THE INPUT »
┄┄┄┄┄┄
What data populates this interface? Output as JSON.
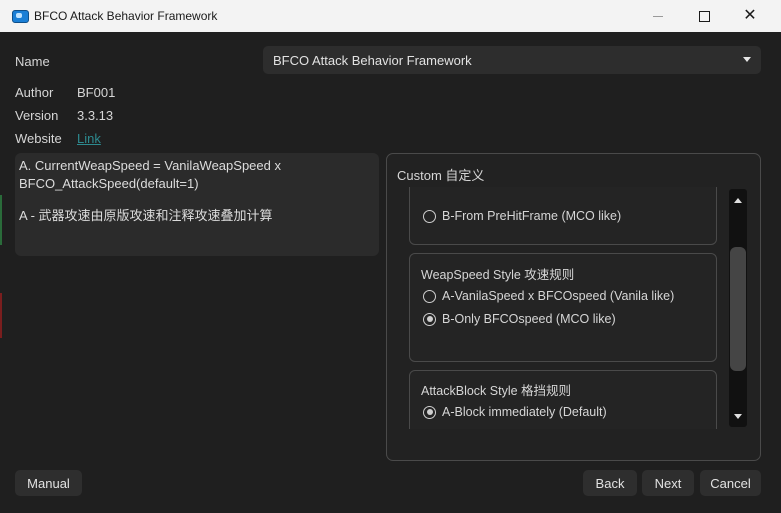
{
  "window": {
    "title": "BFCO Attack Behavior Framework",
    "close_glyph": "✕"
  },
  "info": {
    "name_label": "Name",
    "name_value": "BFCO Attack Behavior Framework",
    "author_label": "Author",
    "author_value": "BF001",
    "version_label": "Version",
    "version_value": "3.3.13",
    "website_label": "Website",
    "website_link": "Link"
  },
  "description": {
    "line1": "A. CurrentWeapSpeed = VanilaWeapSpeed x",
    "line2": "BFCO_AttackSpeed(default=1)",
    "line3": "A - 武器攻速由原版攻速和注释攻速叠加计算"
  },
  "custom": {
    "title": "Custom 自定义",
    "groups": [
      {
        "title": "",
        "options": [
          {
            "label": "B-From PreHitFrame (MCO like)",
            "selected": false
          }
        ]
      },
      {
        "title": "WeapSpeed Style 攻速规则",
        "options": [
          {
            "label": "A-VanilaSpeed x BFCOspeed (Vanila like)",
            "selected": false
          },
          {
            "label": "B-Only BFCOspeed (MCO like)",
            "selected": true
          }
        ]
      },
      {
        "title": "AttackBlock Style 格挡规则",
        "options": [
          {
            "label": "A-Block immediately (Default)",
            "selected": true
          }
        ]
      }
    ]
  },
  "buttons": {
    "manual": "Manual",
    "back": "Back",
    "next": "Next",
    "cancel": "Cancel"
  },
  "colors": {
    "background": "#1f1f1f",
    "titlebar": "#f3f3f3",
    "link": "#2d8a8f",
    "button": "#2e2e2e"
  },
  "icons": [
    "app-icon",
    "minimize-icon",
    "maximize-icon",
    "close-icon",
    "chevron-down-icon",
    "scroll-up-icon",
    "scroll-down-icon",
    "radio-icon"
  ]
}
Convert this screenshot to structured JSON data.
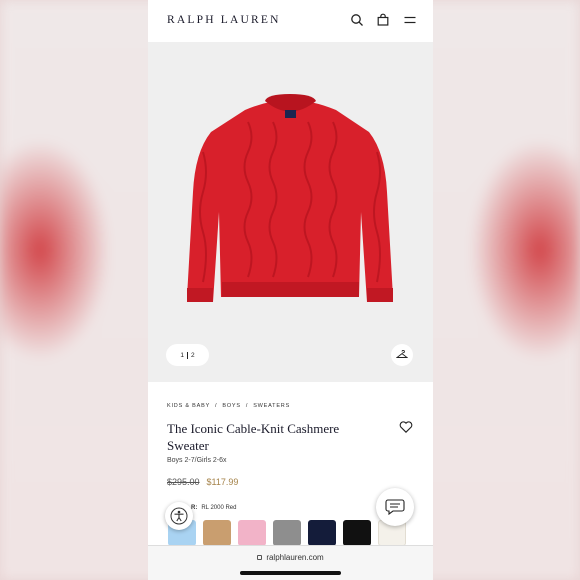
{
  "header": {
    "logo": "RALPH LAUREN",
    "icons": [
      "search-icon",
      "shopping-bag-icon",
      "menu-icon"
    ]
  },
  "gallery": {
    "current_page": "1",
    "total_pages": "2",
    "hanger_icon": "hanger-icon"
  },
  "product": {
    "breadcrumbs": [
      "KIDS & BABY",
      "/",
      "BOYS",
      "/",
      "SWEATERS"
    ],
    "title": "The Iconic Cable-Knit Cashmere Sweater",
    "subtitle": "Boys 2-7/Girls 2-6x",
    "original_price": "$295.00",
    "sale_price": "$117.99",
    "color_label": "R:",
    "color_value": "RL 2000 Red"
  },
  "swatches": [
    {
      "color": "#a9d3f2"
    },
    {
      "color": "#c99e6f"
    },
    {
      "color": "#f2b3c8"
    },
    {
      "color": "#8e8e8e"
    },
    {
      "color": "#141c3a"
    },
    {
      "color": "#111111"
    },
    {
      "color": "#f4f1ea"
    }
  ],
  "browser": {
    "url": "ralphlauren.com"
  },
  "colors": {
    "sweater": "#d8202b",
    "price_sale": "#a5834a"
  }
}
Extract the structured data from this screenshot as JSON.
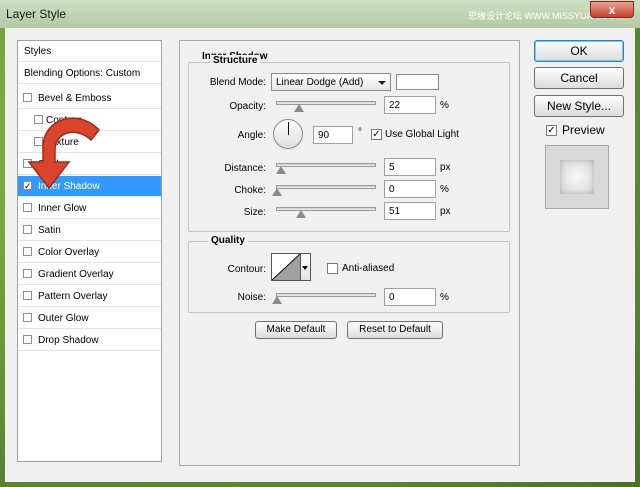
{
  "window": {
    "title": "Layer Style",
    "watermark": "思缘设计论坛 WWW.MISSYUAN.COM",
    "close_label": "x"
  },
  "styles_list": {
    "items": [
      {
        "label": "Styles",
        "kind": "header"
      },
      {
        "label": "Blending Options: Custom",
        "kind": "header"
      },
      {
        "label": "Bevel & Emboss",
        "kind": "item",
        "checked": false
      },
      {
        "label": "Contour",
        "kind": "sub",
        "checked": false
      },
      {
        "label": "Texture",
        "kind": "sub",
        "checked": false
      },
      {
        "label": "Stroke",
        "kind": "item",
        "checked": false
      },
      {
        "label": "Inner Shadow",
        "kind": "item",
        "checked": true,
        "selected": true
      },
      {
        "label": "Inner Glow",
        "kind": "item",
        "checked": false
      },
      {
        "label": "Satin",
        "kind": "item",
        "checked": false
      },
      {
        "label": "Color Overlay",
        "kind": "item",
        "checked": false
      },
      {
        "label": "Gradient Overlay",
        "kind": "item",
        "checked": false
      },
      {
        "label": "Pattern Overlay",
        "kind": "item",
        "checked": false
      },
      {
        "label": "Outer Glow",
        "kind": "item",
        "checked": false
      },
      {
        "label": "Drop Shadow",
        "kind": "item",
        "checked": false
      }
    ],
    "arrow_color": "#d9442c"
  },
  "inner_shadow": {
    "title": "Inner Shadow",
    "structure": {
      "title": "Structure",
      "blend_mode_label": "Blend Mode:",
      "blend_mode_value": "Linear Dodge (Add)",
      "shadow_color": "#ffffff",
      "opacity_label": "Opacity:",
      "opacity_value": "22",
      "opacity_unit": "%",
      "angle_label": "Angle:",
      "angle_value": "90",
      "angle_unit": "°",
      "use_global_light_label": "Use Global Light",
      "use_global_light_checked": true,
      "distance_label": "Distance:",
      "distance_value": "5",
      "distance_unit": "px",
      "choke_label": "Choke:",
      "choke_value": "0",
      "choke_unit": "%",
      "size_label": "Size:",
      "size_value": "51",
      "size_unit": "px"
    },
    "quality": {
      "title": "Quality",
      "contour_label": "Contour:",
      "anti_aliased_label": "Anti-aliased",
      "anti_aliased_checked": false,
      "noise_label": "Noise:",
      "noise_value": "0",
      "noise_unit": "%"
    },
    "make_default_label": "Make Default",
    "reset_default_label": "Reset to Default"
  },
  "actions": {
    "ok_label": "OK",
    "cancel_label": "Cancel",
    "new_style_label": "New Style...",
    "preview_label": "Preview",
    "preview_checked": true
  },
  "check_mark": "✓"
}
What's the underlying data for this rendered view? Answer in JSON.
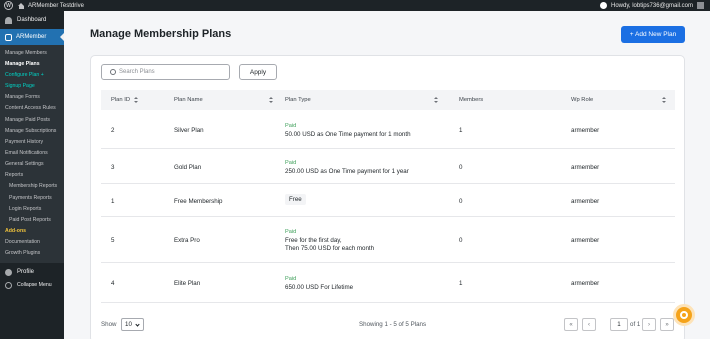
{
  "adminbar": {
    "site_name": "ARMember Testdrive",
    "greeting": "Howdy, lobtips736@gmail.com"
  },
  "sidebar": {
    "dashboard": "Dashboard",
    "armember": "ARMember",
    "submenu": [
      {
        "label": "Manage Members",
        "type": "normal"
      },
      {
        "label": "Manage Plans",
        "type": "current"
      },
      {
        "label": "Configure Plan +",
        "type": "green"
      },
      {
        "label": "Signup Page",
        "type": "green"
      },
      {
        "label": "Manage Forms",
        "type": "normal"
      },
      {
        "label": "Content Access Rules",
        "type": "normal"
      },
      {
        "label": "Manage Paid Posts",
        "type": "normal"
      },
      {
        "label": "Manage Subscriptions",
        "type": "normal"
      },
      {
        "label": "Payment History",
        "type": "normal"
      },
      {
        "label": "Email Notifications",
        "type": "normal"
      },
      {
        "label": "General Settings",
        "type": "normal"
      },
      {
        "label": "Reports",
        "type": "normal"
      },
      {
        "label": "Membership Reports",
        "type": "indent"
      },
      {
        "label": "Payments Reports",
        "type": "indent"
      },
      {
        "label": "Login Reports",
        "type": "indent"
      },
      {
        "label": "Paid Post Reports",
        "type": "indent"
      },
      {
        "label": "Add-ons",
        "type": "addon"
      },
      {
        "label": "Documentation",
        "type": "normal"
      },
      {
        "label": "Growth Plugins",
        "type": "normal"
      }
    ],
    "profile": "Profile",
    "collapse": "Collapse Menu"
  },
  "page": {
    "title": "Manage Membership Plans",
    "add_button": "+ Add New Plan",
    "search_placeholder": "Search Plans",
    "apply": "Apply"
  },
  "table": {
    "headers": {
      "plan_id": "Plan ID",
      "plan_name": "Plan Name",
      "plan_type": "Plan Type",
      "members": "Members",
      "wp_role": "Wp Role"
    },
    "rows": [
      {
        "id": "2",
        "name": "Silver Plan",
        "badge": "Paid",
        "desc1": "50.00 USD as One Time payment for 1 month",
        "desc2": "",
        "desc3": "",
        "members": "1",
        "role": "armember"
      },
      {
        "id": "3",
        "name": "Gold Plan",
        "badge": "Paid",
        "desc1": "250.00 USD as One Time payment for 1 year",
        "desc2": "",
        "desc3": "",
        "members": "0",
        "role": "armember"
      },
      {
        "id": "1",
        "name": "Free Membership",
        "badge": "",
        "desc1": "Free",
        "desc2": "",
        "desc3": "",
        "members": "0",
        "role": "armember"
      },
      {
        "id": "5",
        "name": "Extra Pro",
        "badge": "Paid",
        "desc1": "Free for the first day,",
        "desc2": "Then 75.00 USD for each month",
        "desc3": "",
        "members": "0",
        "role": "armember"
      },
      {
        "id": "4",
        "name": "Elite Plan",
        "badge": "Paid",
        "desc1": "650.00 USD For Lifetime",
        "desc2": "",
        "desc3": "",
        "members": "1",
        "role": "armember"
      }
    ]
  },
  "footer": {
    "show_label": "Show",
    "page_size": "10",
    "info": "Showing 1 - 5 of 5 Plans",
    "first": "«",
    "prev": "‹",
    "current_page": "1",
    "of": "of 1",
    "next": "›",
    "last": "»"
  },
  "colors": {
    "primary": "#1b6fe3",
    "sidebar": "#1d2327",
    "active_menu": "#2271b1",
    "paid_badge": "#3fa05b",
    "help_bubble": "#f5a31a"
  }
}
┄┄┄┄┄┄
The word "Reports" appears in how many lines of the records? Give the number only.

5